* **YOUR GOAL**
Your task is to gather the lines below that hold the string "content".

-- Start TASK INPUTS --

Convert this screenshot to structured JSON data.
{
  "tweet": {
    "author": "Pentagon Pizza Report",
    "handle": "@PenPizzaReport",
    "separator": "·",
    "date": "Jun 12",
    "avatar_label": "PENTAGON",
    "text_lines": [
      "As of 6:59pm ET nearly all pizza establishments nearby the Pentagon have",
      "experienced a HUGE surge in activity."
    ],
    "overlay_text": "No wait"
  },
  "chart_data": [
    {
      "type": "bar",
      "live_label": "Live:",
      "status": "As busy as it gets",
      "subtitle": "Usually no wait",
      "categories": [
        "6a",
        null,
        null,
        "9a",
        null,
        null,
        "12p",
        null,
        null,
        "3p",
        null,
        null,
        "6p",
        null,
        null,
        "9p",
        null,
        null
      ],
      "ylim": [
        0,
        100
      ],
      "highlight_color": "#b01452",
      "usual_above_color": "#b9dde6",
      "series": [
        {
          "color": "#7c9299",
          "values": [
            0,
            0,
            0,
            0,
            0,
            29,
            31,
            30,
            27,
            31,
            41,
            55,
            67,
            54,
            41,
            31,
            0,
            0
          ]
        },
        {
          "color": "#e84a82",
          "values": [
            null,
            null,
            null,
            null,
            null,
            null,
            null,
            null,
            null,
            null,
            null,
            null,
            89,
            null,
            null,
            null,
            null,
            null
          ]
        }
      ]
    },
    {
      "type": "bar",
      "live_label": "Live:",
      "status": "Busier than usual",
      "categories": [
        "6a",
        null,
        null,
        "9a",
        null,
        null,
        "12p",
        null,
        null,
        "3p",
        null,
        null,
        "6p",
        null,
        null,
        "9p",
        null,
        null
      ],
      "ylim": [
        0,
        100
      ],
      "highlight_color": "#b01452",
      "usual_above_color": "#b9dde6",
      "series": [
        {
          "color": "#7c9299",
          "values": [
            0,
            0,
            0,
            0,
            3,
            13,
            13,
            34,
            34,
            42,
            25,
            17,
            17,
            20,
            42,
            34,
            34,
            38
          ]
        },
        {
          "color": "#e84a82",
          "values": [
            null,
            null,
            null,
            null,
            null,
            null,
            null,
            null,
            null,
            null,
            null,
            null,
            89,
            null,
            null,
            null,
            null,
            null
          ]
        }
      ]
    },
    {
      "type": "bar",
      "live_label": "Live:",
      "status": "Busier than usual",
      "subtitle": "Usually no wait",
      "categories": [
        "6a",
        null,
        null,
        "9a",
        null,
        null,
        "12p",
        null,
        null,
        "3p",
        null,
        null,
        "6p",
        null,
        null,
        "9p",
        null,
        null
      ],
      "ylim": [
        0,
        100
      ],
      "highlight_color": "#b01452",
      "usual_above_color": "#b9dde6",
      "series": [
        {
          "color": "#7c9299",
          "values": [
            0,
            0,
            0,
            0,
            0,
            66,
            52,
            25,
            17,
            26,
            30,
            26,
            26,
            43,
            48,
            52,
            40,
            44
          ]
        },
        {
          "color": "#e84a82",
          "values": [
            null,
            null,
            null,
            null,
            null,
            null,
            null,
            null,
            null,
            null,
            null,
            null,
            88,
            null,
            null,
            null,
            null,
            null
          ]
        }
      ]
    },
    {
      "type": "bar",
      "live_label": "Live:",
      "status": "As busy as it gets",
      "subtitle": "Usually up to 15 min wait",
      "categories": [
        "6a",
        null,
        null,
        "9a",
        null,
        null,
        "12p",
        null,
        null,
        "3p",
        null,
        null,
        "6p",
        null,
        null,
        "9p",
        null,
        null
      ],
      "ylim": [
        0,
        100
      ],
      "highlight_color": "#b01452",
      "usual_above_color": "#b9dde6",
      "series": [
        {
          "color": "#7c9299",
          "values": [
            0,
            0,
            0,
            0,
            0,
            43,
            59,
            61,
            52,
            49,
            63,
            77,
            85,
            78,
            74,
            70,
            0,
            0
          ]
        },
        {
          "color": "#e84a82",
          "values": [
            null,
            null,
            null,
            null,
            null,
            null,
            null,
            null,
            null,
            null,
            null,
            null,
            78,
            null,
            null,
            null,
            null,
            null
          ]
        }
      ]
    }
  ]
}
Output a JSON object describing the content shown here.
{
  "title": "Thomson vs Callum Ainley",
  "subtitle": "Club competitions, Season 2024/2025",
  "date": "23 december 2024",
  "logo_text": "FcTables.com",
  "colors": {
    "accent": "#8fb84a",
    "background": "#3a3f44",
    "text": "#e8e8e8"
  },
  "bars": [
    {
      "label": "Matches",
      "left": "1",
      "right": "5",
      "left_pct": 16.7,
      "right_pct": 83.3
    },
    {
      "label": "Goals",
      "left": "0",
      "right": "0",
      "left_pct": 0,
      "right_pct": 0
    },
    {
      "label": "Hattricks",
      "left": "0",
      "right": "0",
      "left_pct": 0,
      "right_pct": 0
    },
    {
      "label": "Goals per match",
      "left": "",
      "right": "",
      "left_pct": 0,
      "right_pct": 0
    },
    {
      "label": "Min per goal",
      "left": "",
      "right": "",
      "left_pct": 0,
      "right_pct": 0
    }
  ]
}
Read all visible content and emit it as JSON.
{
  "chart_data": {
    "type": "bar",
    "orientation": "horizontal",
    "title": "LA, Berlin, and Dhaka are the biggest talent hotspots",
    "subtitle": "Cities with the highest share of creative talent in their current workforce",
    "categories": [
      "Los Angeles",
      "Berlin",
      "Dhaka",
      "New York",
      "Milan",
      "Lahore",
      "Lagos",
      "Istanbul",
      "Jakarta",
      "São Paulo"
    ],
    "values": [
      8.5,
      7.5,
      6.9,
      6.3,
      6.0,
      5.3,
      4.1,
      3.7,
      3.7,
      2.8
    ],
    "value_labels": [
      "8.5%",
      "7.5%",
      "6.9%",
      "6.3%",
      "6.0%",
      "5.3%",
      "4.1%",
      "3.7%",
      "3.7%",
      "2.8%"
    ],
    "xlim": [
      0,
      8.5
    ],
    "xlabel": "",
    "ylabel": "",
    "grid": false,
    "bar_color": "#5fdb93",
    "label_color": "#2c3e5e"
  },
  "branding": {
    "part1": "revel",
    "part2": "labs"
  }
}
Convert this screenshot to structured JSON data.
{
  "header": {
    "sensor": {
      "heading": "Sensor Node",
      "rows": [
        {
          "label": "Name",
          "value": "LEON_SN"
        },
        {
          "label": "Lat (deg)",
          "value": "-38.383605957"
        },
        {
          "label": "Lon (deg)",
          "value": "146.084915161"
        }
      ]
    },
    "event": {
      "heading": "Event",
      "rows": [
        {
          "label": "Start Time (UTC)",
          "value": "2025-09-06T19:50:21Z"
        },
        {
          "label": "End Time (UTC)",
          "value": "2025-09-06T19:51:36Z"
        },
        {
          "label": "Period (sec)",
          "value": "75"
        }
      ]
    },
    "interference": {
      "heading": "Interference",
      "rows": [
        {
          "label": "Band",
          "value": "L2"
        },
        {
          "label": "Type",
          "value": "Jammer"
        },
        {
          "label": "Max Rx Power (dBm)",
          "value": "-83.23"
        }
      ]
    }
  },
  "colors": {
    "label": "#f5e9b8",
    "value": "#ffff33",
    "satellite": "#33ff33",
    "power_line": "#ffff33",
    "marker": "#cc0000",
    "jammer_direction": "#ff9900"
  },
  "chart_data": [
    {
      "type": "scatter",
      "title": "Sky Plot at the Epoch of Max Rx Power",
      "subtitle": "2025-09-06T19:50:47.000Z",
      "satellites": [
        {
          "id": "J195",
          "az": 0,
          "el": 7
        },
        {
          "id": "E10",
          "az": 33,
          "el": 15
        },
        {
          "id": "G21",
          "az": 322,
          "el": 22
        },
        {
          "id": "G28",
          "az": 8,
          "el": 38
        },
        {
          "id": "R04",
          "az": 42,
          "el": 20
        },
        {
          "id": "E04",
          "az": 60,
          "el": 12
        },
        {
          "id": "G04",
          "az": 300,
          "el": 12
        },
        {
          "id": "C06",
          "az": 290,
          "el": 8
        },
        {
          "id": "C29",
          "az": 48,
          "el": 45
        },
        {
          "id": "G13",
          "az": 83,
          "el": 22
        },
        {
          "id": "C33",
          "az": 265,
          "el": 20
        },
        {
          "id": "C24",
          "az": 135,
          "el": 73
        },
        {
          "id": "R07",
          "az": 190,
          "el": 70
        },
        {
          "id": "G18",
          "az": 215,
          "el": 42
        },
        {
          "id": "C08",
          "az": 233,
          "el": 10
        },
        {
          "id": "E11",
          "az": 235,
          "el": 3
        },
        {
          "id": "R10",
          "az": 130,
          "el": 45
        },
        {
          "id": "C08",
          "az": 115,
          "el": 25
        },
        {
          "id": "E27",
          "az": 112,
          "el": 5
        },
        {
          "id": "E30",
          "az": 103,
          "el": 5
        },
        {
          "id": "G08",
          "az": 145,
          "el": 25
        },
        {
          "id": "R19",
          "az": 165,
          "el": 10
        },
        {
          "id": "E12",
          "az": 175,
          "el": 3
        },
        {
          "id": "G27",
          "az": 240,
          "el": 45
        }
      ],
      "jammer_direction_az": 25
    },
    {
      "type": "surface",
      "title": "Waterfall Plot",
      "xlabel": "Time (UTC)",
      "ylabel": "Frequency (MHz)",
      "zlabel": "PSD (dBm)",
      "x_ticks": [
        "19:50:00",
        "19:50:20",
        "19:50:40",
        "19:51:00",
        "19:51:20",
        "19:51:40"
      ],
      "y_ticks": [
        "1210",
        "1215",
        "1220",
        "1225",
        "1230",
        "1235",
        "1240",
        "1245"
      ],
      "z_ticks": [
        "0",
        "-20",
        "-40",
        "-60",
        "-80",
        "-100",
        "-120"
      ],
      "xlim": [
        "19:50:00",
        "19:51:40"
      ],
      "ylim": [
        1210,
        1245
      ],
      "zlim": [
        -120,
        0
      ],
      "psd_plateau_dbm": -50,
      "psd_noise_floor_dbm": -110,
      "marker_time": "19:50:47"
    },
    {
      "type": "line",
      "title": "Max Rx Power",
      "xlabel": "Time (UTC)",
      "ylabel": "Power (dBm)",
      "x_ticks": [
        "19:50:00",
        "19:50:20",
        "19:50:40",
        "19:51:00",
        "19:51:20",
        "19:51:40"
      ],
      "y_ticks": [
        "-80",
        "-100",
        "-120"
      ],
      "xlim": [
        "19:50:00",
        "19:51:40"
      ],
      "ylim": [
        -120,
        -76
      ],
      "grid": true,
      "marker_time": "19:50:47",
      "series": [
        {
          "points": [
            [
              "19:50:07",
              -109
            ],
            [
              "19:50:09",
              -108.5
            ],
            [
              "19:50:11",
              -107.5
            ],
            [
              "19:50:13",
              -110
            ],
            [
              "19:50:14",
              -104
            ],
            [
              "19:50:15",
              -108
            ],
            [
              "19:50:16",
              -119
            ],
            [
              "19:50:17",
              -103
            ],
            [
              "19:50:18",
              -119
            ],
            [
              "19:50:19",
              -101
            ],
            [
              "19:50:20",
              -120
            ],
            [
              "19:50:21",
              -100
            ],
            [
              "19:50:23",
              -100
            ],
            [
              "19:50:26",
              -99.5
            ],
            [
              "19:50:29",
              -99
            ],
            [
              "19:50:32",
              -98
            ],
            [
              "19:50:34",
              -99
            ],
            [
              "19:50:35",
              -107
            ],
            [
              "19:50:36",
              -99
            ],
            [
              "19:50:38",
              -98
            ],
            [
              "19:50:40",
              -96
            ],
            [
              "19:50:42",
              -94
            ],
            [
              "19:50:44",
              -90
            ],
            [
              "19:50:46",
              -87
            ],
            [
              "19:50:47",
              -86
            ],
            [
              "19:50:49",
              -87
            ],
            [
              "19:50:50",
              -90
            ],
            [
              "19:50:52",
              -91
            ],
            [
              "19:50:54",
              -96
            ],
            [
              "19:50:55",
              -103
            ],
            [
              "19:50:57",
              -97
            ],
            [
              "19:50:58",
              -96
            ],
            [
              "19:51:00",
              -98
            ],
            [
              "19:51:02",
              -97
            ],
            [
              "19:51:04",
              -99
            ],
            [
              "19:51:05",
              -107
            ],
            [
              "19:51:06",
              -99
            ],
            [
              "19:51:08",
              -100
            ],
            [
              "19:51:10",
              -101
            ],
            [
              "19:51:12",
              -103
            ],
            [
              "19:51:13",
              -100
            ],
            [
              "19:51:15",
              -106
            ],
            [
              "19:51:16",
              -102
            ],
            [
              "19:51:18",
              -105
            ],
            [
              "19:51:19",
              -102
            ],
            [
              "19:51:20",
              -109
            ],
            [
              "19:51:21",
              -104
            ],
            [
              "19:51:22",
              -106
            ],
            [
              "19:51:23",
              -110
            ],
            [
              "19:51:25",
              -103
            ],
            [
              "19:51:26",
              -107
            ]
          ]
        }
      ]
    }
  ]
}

-- End TASK INPUTS --

* **WRITTEN SOLUTION**
Output a JSON object describing the content shown here.
Read all visible content and emit it as JSON.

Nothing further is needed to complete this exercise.